** Begin RECORDS FOR THIS EXERCISE **

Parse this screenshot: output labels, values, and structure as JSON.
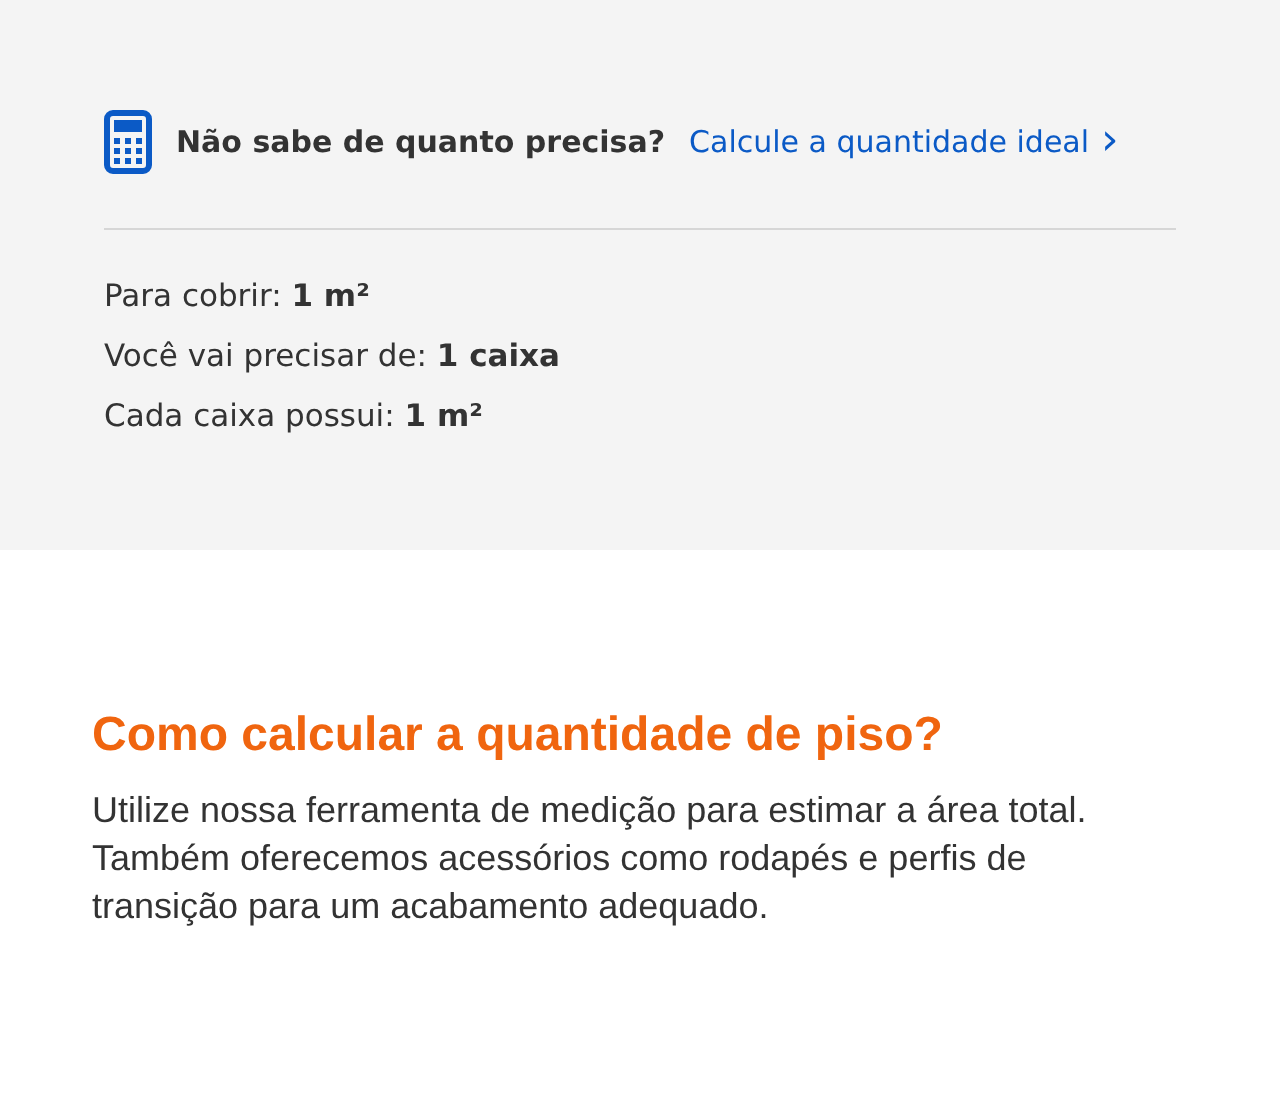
{
  "calculator": {
    "question": "Não sabe de quanto precisa?",
    "link": "Calcule a quantidade ideal",
    "chevron": "›"
  },
  "summary": [
    "Para cobrir: **1 m²**",
    "Você vai precisar de: **1 caixa**",
    "Cada caixa possui: **1 m²**"
  ],
  "info": {
    "heading": "Como calcular a quantidade de piso?",
    "text": "Utilize nossa ferramenta de medição para estimar a área total. Também oferecemos acessórios como rodapés e perfis de transição para um acabamento adequado."
  }
}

** End RECORDS FOR THIS EXERCISE **

■ **WRITTEN PROBLEM**: In your copy of the records, include no pictures; repeat everything else exactly.

■ **CORRECT ANSWER**:
Parse this screenshot: output labels, values, and structure as JSON.
{
  "calculator": {
    "question": "Não sabe de quanto precisa?",
    "link": "Calcule a quantidade ideal",
    "chevron": "›"
  },
  "summary": [
    "Para cobrir: **1 m²**",
    "Você vai precisar de: **1 caixa**",
    "Cada caixa possui: **1 m²**"
  ],
  "info": {
    "heading": "Como calcular a quantidade de piso?",
    "text": "Utilize nossa ferramenta de medição para estimar a área total. Também oferecemos acessórios como rodapés e perfis de transição para um acabamento adequado."
  }
}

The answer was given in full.